begin
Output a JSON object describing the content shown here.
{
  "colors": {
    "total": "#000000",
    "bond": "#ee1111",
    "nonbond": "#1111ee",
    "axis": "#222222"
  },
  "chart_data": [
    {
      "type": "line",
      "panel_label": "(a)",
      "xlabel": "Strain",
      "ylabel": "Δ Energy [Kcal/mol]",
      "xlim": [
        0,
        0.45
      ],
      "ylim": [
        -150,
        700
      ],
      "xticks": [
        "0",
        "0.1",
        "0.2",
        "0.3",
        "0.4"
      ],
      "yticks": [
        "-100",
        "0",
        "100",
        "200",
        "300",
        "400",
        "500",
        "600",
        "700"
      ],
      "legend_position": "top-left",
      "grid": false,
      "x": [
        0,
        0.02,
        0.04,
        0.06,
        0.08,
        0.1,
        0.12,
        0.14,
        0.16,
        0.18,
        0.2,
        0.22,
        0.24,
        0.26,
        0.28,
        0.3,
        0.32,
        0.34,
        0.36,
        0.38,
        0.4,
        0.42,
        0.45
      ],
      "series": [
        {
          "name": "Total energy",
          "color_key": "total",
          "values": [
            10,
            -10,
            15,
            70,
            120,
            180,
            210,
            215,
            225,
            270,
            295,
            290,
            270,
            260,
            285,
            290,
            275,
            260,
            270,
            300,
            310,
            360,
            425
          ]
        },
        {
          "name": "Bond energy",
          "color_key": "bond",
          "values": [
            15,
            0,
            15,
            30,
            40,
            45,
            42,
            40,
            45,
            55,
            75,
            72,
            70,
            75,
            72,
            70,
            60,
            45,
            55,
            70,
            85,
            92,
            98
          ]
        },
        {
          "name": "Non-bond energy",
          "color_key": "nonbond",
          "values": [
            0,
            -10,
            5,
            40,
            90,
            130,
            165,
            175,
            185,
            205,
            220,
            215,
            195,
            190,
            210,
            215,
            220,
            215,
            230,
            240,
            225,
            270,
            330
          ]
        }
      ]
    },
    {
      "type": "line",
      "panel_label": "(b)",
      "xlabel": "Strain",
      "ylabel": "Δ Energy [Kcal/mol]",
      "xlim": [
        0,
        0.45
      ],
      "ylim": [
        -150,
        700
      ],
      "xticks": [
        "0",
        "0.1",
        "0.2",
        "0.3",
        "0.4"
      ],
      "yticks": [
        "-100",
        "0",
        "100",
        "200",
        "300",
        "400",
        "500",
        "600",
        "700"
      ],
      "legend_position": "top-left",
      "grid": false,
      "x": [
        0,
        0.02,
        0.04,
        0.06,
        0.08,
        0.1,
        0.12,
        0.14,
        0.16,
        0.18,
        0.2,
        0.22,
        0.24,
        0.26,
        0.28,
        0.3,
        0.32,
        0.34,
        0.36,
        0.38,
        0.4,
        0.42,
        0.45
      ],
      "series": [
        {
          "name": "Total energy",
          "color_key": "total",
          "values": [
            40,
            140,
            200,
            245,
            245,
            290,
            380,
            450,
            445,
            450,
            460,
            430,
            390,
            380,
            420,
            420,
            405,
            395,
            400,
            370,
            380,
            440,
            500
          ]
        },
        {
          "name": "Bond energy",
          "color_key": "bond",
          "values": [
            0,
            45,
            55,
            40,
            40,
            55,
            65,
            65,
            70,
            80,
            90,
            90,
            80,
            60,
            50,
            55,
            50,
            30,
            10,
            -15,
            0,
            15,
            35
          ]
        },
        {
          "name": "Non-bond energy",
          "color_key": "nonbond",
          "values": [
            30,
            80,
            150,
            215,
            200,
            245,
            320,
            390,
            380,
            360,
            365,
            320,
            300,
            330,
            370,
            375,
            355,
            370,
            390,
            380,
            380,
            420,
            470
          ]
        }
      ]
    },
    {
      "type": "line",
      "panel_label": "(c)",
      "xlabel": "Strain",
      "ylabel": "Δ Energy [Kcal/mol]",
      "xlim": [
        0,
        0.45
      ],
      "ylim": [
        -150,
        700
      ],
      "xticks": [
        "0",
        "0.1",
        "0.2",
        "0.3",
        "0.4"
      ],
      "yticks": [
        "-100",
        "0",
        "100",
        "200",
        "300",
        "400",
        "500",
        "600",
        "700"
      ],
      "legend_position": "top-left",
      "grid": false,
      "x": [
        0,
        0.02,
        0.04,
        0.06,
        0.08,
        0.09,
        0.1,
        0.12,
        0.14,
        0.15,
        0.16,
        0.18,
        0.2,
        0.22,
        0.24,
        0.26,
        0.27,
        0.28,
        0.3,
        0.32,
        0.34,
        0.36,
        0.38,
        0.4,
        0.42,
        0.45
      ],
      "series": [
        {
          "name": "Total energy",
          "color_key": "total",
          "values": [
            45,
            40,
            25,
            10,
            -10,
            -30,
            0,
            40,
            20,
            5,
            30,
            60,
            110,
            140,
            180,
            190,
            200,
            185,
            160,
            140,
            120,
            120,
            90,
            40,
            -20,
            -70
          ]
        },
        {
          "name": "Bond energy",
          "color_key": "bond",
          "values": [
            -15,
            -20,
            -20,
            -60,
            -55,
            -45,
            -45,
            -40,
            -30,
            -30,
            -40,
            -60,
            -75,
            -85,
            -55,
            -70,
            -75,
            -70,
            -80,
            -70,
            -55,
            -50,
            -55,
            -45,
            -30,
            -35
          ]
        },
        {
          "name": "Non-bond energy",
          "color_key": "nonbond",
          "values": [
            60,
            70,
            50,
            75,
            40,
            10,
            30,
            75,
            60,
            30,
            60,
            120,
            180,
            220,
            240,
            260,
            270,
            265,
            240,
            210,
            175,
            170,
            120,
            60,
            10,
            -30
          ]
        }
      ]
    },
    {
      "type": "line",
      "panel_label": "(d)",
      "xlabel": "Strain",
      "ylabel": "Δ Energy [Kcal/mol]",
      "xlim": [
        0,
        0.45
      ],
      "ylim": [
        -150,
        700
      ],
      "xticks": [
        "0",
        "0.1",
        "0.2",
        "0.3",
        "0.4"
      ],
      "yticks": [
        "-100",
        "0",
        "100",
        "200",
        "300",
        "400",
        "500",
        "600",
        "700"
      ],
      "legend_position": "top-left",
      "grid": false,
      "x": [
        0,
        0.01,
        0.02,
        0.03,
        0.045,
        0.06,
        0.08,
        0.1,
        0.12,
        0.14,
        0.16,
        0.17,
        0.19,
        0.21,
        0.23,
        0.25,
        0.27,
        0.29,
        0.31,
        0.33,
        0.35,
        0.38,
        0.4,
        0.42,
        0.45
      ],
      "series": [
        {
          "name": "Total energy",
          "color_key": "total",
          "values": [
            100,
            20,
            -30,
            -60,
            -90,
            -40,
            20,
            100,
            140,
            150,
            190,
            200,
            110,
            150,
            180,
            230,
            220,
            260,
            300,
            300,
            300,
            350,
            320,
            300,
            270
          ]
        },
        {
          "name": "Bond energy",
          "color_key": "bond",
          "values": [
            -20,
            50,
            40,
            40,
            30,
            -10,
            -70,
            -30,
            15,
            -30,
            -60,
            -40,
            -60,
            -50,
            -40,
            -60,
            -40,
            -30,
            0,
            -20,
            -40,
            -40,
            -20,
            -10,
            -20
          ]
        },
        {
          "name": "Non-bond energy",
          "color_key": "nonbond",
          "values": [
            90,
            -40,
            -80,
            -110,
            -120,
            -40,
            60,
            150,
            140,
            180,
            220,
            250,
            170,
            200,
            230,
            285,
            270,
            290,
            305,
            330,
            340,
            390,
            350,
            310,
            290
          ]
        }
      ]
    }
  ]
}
end
Please output the entire listing exactly as it stands.

Output a JSON object describing the content shown here.
{
  "colors": {
    "total": "#000000",
    "bond": "#ee1111",
    "nonbond": "#1111ee",
    "axis": "#222222"
  },
  "chart_data": [
    {
      "type": "line",
      "panel_label": "(a)",
      "xlabel": "Strain",
      "ylabel": "Δ Energy [Kcal/mol]",
      "xlim": [
        0,
        0.45
      ],
      "ylim": [
        -150,
        700
      ],
      "xticks": [
        "0",
        "0.1",
        "0.2",
        "0.3",
        "0.4"
      ],
      "yticks": [
        "-100",
        "0",
        "100",
        "200",
        "300",
        "400",
        "500",
        "600",
        "700"
      ],
      "legend_position": "top-left",
      "grid": false,
      "x": [
        0,
        0.02,
        0.04,
        0.06,
        0.08,
        0.1,
        0.12,
        0.14,
        0.16,
        0.18,
        0.2,
        0.22,
        0.24,
        0.26,
        0.28,
        0.3,
        0.32,
        0.34,
        0.36,
        0.38,
        0.4,
        0.42,
        0.45
      ],
      "series": [
        {
          "name": "Total energy",
          "color_key": "total",
          "values": [
            10,
            -10,
            15,
            70,
            120,
            180,
            210,
            215,
            225,
            270,
            295,
            290,
            270,
            260,
            285,
            290,
            275,
            260,
            270,
            300,
            310,
            360,
            425
          ]
        },
        {
          "name": "Bond energy",
          "color_key": "bond",
          "values": [
            15,
            0,
            15,
            30,
            40,
            45,
            42,
            40,
            45,
            55,
            75,
            72,
            70,
            75,
            72,
            70,
            60,
            45,
            55,
            70,
            85,
            92,
            98
          ]
        },
        {
          "name": "Non-bond energy",
          "color_key": "nonbond",
          "values": [
            0,
            -10,
            5,
            40,
            90,
            130,
            165,
            175,
            185,
            205,
            220,
            215,
            195,
            190,
            210,
            215,
            220,
            215,
            230,
            240,
            225,
            270,
            330
          ]
        }
      ]
    },
    {
      "type": "line",
      "panel_label": "(b)",
      "xlabel": "Strain",
      "ylabel": "Δ Energy [Kcal/mol]",
      "xlim": [
        0,
        0.45
      ],
      "ylim": [
        -150,
        700
      ],
      "xticks": [
        "0",
        "0.1",
        "0.2",
        "0.3",
        "0.4"
      ],
      "yticks": [
        "-100",
        "0",
        "100",
        "200",
        "300",
        "400",
        "500",
        "600",
        "700"
      ],
      "legend_position": "top-left",
      "grid": false,
      "x": [
        0,
        0.02,
        0.04,
        0.06,
        0.08,
        0.1,
        0.12,
        0.14,
        0.16,
        0.18,
        0.2,
        0.22,
        0.24,
        0.26,
        0.28,
        0.3,
        0.32,
        0.34,
        0.36,
        0.38,
        0.4,
        0.42,
        0.45
      ],
      "series": [
        {
          "name": "Total energy",
          "color_key": "total",
          "values": [
            40,
            140,
            200,
            245,
            245,
            290,
            380,
            450,
            445,
            450,
            460,
            430,
            390,
            380,
            420,
            420,
            405,
            395,
            400,
            370,
            380,
            440,
            500
          ]
        },
        {
          "name": "Bond energy",
          "color_key": "bond",
          "values": [
            0,
            45,
            55,
            40,
            40,
            55,
            65,
            65,
            70,
            80,
            90,
            90,
            80,
            60,
            50,
            55,
            50,
            30,
            10,
            -15,
            0,
            15,
            35
          ]
        },
        {
          "name": "Non-bond energy",
          "color_key": "nonbond",
          "values": [
            30,
            80,
            150,
            215,
            200,
            245,
            320,
            390,
            380,
            360,
            365,
            320,
            300,
            330,
            370,
            375,
            355,
            370,
            390,
            380,
            380,
            420,
            470
          ]
        }
      ]
    },
    {
      "type": "line",
      "panel_label": "(c)",
      "xlabel": "Strain",
      "ylabel": "Δ Energy [Kcal/mol]",
      "xlim": [
        0,
        0.45
      ],
      "ylim": [
        -150,
        700
      ],
      "xticks": [
        "0",
        "0.1",
        "0.2",
        "0.3",
        "0.4"
      ],
      "yticks": [
        "-100",
        "0",
        "100",
        "200",
        "300",
        "400",
        "500",
        "600",
        "700"
      ],
      "legend_position": "top-left",
      "grid": false,
      "x": [
        0,
        0.02,
        0.04,
        0.06,
        0.08,
        0.09,
        0.1,
        0.12,
        0.14,
        0.15,
        0.16,
        0.18,
        0.2,
        0.22,
        0.24,
        0.26,
        0.27,
        0.28,
        0.3,
        0.32,
        0.34,
        0.36,
        0.38,
        0.4,
        0.42,
        0.45
      ],
      "series": [
        {
          "name": "Total energy",
          "color_key": "total",
          "values": [
            45,
            40,
            25,
            10,
            -10,
            -30,
            0,
            40,
            20,
            5,
            30,
            60,
            110,
            140,
            180,
            190,
            200,
            185,
            160,
            140,
            120,
            120,
            90,
            40,
            -20,
            -70
          ]
        },
        {
          "name": "Bond energy",
          "color_key": "bond",
          "values": [
            -15,
            -20,
            -20,
            -60,
            -55,
            -45,
            -45,
            -40,
            -30,
            -30,
            -40,
            -60,
            -75,
            -85,
            -55,
            -70,
            -75,
            -70,
            -80,
            -70,
            -55,
            -50,
            -55,
            -45,
            -30,
            -35
          ]
        },
        {
          "name": "Non-bond energy",
          "color_key": "nonbond",
          "values": [
            60,
            70,
            50,
            75,
            40,
            10,
            30,
            75,
            60,
            30,
            60,
            120,
            180,
            220,
            240,
            260,
            270,
            265,
            240,
            210,
            175,
            170,
            120,
            60,
            10,
            -30
          ]
        }
      ]
    },
    {
      "type": "line",
      "panel_label": "(d)",
      "xlabel": "Strain",
      "ylabel": "Δ Energy [Kcal/mol]",
      "xlim": [
        0,
        0.45
      ],
      "ylim": [
        -150,
        700
      ],
      "xticks": [
        "0",
        "0.1",
        "0.2",
        "0.3",
        "0.4"
      ],
      "yticks": [
        "-100",
        "0",
        "100",
        "200",
        "300",
        "400",
        "500",
        "600",
        "700"
      ],
      "legend_position": "top-left",
      "grid": false,
      "x": [
        0,
        0.01,
        0.02,
        0.03,
        0.045,
        0.06,
        0.08,
        0.1,
        0.12,
        0.14,
        0.16,
        0.17,
        0.19,
        0.21,
        0.23,
        0.25,
        0.27,
        0.29,
        0.31,
        0.33,
        0.35,
        0.38,
        0.4,
        0.42,
        0.45
      ],
      "series": [
        {
          "name": "Total energy",
          "color_key": "total",
          "values": [
            100,
            20,
            -30,
            -60,
            -90,
            -40,
            20,
            100,
            140,
            150,
            190,
            200,
            110,
            150,
            180,
            230,
            220,
            260,
            300,
            300,
            300,
            350,
            320,
            300,
            270
          ]
        },
        {
          "name": "Bond energy",
          "color_key": "bond",
          "values": [
            -20,
            50,
            40,
            40,
            30,
            -10,
            -70,
            -30,
            15,
            -30,
            -60,
            -40,
            -60,
            -50,
            -40,
            -60,
            -40,
            -30,
            0,
            -20,
            -40,
            -40,
            -20,
            -10,
            -20
          ]
        },
        {
          "name": "Non-bond energy",
          "color_key": "nonbond",
          "values": [
            90,
            -40,
            -80,
            -110,
            -120,
            -40,
            60,
            150,
            140,
            180,
            220,
            250,
            170,
            200,
            230,
            285,
            270,
            290,
            305,
            330,
            340,
            390,
            350,
            310,
            290
          ]
        }
      ]
    }
  ]
}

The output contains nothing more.